Dataset entries
....

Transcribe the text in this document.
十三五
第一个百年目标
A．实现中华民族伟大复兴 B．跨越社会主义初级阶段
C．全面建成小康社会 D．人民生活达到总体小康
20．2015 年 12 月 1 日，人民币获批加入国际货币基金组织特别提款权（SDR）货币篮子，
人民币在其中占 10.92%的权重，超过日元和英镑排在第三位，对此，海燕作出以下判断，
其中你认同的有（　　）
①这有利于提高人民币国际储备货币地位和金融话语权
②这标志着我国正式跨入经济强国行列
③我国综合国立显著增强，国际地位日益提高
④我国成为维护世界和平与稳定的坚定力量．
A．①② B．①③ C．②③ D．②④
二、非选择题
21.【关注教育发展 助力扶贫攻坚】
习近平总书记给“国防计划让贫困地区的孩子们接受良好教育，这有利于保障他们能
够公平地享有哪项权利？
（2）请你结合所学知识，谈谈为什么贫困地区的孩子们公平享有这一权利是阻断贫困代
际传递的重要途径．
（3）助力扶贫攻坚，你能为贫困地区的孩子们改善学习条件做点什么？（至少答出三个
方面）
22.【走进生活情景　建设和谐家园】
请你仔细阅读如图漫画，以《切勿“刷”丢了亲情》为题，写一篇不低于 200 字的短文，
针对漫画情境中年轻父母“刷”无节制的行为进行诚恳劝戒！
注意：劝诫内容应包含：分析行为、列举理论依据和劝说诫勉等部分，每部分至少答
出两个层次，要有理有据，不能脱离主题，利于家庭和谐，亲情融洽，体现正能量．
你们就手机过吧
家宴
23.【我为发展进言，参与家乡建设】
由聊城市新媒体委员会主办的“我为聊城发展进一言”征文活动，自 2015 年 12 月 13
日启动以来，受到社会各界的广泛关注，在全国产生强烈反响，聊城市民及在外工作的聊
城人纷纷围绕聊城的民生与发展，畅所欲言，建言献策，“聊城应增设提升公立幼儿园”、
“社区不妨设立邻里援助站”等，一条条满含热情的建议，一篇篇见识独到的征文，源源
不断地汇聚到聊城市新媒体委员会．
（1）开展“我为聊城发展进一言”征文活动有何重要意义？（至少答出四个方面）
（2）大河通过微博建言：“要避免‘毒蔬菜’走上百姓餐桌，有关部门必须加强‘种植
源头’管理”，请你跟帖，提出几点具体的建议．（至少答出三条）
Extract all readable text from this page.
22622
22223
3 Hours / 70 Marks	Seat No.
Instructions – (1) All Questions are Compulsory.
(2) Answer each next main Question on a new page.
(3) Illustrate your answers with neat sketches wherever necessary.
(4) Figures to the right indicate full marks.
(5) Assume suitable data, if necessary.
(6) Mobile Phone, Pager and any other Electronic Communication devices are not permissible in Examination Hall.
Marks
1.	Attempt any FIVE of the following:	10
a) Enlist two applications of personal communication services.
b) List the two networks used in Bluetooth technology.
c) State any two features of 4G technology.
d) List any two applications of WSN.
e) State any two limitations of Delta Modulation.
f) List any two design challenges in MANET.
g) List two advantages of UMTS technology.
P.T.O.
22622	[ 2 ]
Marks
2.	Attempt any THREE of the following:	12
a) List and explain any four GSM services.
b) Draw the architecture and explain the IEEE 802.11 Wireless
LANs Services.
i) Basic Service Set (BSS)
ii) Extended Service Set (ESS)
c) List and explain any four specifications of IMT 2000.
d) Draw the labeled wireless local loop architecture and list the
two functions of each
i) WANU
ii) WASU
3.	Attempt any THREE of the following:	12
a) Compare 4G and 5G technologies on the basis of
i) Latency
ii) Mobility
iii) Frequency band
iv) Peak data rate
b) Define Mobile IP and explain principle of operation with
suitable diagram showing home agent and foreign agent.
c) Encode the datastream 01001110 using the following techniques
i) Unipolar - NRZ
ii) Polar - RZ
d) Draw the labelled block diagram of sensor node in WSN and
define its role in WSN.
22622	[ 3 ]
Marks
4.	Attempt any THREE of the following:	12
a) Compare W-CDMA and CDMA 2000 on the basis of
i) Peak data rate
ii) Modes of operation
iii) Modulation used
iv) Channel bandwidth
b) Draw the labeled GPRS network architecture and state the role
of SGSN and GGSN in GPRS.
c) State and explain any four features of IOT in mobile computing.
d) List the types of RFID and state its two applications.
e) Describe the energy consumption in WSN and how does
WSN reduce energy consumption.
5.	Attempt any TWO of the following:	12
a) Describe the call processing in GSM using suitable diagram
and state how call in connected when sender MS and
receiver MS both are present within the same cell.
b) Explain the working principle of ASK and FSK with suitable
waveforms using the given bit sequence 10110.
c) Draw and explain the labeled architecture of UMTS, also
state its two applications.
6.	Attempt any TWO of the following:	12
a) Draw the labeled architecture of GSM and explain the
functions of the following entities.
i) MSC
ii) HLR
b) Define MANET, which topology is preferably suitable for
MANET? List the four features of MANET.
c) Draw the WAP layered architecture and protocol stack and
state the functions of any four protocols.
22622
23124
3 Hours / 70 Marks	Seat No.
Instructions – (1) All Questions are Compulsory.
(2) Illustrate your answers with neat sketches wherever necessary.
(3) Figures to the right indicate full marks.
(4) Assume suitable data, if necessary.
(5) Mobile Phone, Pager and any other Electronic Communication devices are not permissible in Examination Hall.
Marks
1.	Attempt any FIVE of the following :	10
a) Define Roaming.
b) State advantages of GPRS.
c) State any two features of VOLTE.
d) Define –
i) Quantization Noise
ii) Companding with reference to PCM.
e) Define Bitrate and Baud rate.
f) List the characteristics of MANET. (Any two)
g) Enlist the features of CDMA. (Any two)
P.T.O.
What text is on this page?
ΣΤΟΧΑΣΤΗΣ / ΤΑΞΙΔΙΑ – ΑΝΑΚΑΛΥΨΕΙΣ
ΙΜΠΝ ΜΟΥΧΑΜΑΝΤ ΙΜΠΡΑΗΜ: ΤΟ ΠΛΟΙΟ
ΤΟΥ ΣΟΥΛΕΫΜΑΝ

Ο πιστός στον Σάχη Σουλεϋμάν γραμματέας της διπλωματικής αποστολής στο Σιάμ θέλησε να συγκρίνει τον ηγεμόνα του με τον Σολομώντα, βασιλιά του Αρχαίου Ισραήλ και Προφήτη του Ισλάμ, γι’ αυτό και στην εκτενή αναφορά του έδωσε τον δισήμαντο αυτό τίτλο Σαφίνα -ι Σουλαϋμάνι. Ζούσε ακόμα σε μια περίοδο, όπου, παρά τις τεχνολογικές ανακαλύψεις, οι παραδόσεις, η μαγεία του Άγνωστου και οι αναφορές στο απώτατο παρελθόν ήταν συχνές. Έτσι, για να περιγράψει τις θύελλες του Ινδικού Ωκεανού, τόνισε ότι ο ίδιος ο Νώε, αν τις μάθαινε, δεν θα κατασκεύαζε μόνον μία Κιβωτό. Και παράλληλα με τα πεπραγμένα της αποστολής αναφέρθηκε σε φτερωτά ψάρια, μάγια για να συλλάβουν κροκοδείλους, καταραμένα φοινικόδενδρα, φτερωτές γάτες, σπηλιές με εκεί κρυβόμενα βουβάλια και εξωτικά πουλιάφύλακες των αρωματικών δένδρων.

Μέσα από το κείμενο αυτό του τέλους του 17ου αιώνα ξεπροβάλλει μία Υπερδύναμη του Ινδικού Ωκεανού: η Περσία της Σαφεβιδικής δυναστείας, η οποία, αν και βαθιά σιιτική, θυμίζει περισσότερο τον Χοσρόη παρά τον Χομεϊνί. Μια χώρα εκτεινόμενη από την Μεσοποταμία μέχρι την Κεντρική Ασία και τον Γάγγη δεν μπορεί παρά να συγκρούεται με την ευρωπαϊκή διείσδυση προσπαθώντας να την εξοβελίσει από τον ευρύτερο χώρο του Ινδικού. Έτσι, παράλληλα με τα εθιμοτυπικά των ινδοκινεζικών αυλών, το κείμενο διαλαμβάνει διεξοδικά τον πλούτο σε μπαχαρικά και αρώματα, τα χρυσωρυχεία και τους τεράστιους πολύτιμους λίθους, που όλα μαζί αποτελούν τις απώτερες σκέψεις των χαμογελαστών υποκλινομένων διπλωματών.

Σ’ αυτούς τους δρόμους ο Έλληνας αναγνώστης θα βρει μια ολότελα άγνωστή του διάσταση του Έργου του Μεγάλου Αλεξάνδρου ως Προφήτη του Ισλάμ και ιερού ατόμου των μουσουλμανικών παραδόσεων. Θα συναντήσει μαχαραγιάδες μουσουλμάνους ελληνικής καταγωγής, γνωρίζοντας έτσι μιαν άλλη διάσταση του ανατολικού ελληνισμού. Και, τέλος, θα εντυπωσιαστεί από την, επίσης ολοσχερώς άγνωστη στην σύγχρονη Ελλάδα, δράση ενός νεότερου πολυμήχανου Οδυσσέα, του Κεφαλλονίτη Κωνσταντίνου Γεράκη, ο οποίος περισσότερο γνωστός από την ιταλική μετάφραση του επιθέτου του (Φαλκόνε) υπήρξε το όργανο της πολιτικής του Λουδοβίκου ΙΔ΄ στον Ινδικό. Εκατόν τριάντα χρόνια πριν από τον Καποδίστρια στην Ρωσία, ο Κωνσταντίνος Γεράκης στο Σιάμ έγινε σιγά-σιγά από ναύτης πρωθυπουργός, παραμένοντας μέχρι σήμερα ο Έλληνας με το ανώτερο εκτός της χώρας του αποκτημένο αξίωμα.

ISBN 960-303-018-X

....

WHAT YOU NEED TO DO:
Your answer should be a single number: how many lines of the material contain the word "permissible".

SOLUTION:
2